= The problem =
Find each line containing the string "percent". Copy it.
#### Data shown
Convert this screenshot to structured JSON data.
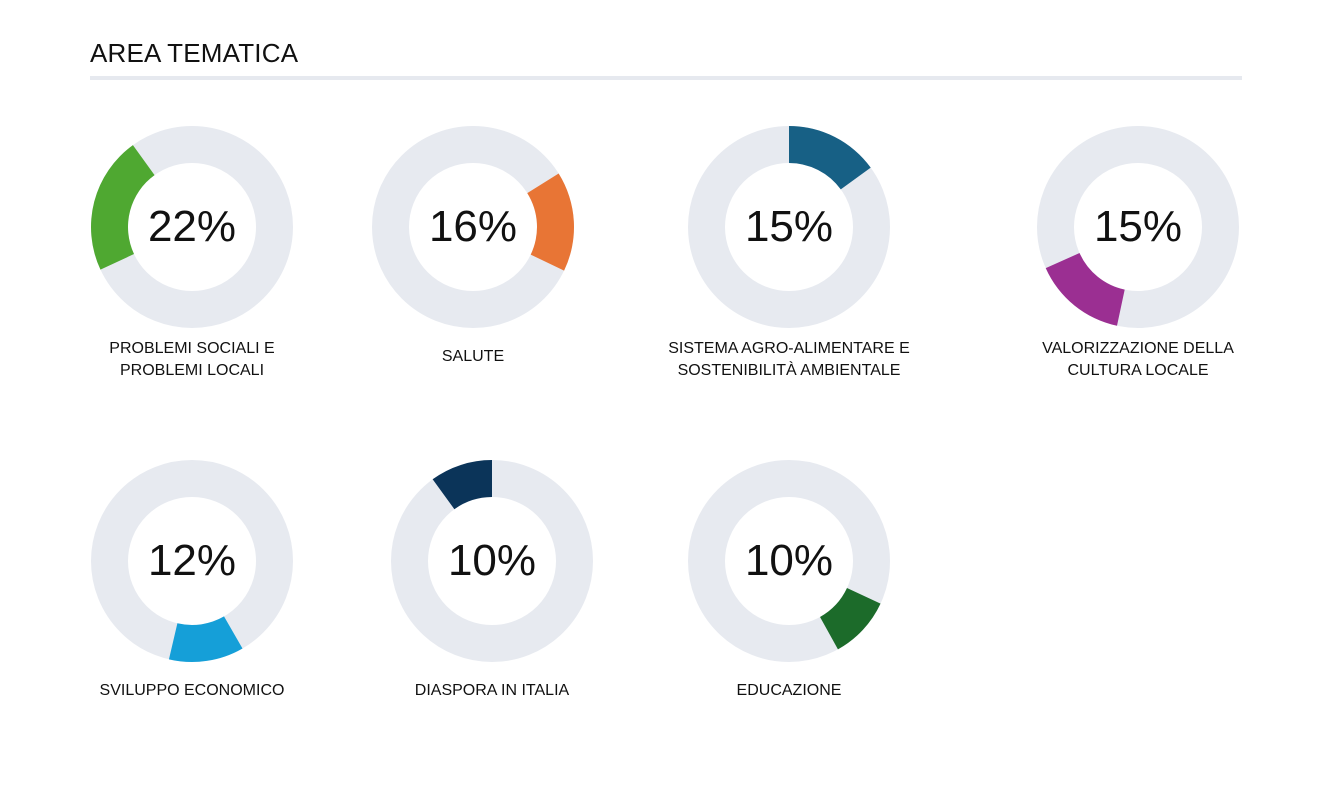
{
  "section": {
    "title": "AREA TEMATICA"
  },
  "colors": {
    "track": "#e7eaf0"
  },
  "chart_data": {
    "type": "donut-set",
    "title": "AREA TEMATICA",
    "items": [
      {
        "label_lines": [
          "PROBLEMI SOCIALI E",
          "PROBLEMI LOCALI"
        ],
        "display": "22%",
        "percent": 22,
        "arc_start_deg": 245,
        "color": "#4fa831"
      },
      {
        "label_lines": [
          "SALUTE"
        ],
        "display": "16%",
        "percent": 16,
        "arc_start_deg": 58,
        "color": "#e87535"
      },
      {
        "label_lines": [
          "SISTEMA AGRO-ALIMENTARE E",
          "SOSTENIBILITÀ AMBIENTALE"
        ],
        "display": "15%",
        "percent": 15,
        "arc_start_deg": 0,
        "color": "#176085"
      },
      {
        "label_lines": [
          "VALORIZZAZIONE DELLA",
          "CULTURA LOCALE"
        ],
        "display": "15%",
        "percent": 15,
        "arc_start_deg": 192,
        "color": "#9b2f92"
      },
      {
        "label_lines": [
          "SVILUPPO ECONOMICO"
        ],
        "display": "12%",
        "percent": 12,
        "arc_start_deg": 150,
        "color": "#159fd8"
      },
      {
        "label_lines": [
          "DIASPORA IN ITALIA"
        ],
        "display": "10%",
        "percent": 10,
        "arc_start_deg": 324,
        "color": "#0b3459"
      },
      {
        "label_lines": [
          "EDUCAZIONE"
        ],
        "display": "10%",
        "percent": 10,
        "arc_start_deg": 115,
        "color": "#1c6b2a"
      }
    ]
  }
}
########
= Answer for this exercise =
        "percent": 22,
        "percent": 16,
        "percent": 15,
        "percent": 15,
        "percent": 12,
        "percent": 10,
        "percent": 10,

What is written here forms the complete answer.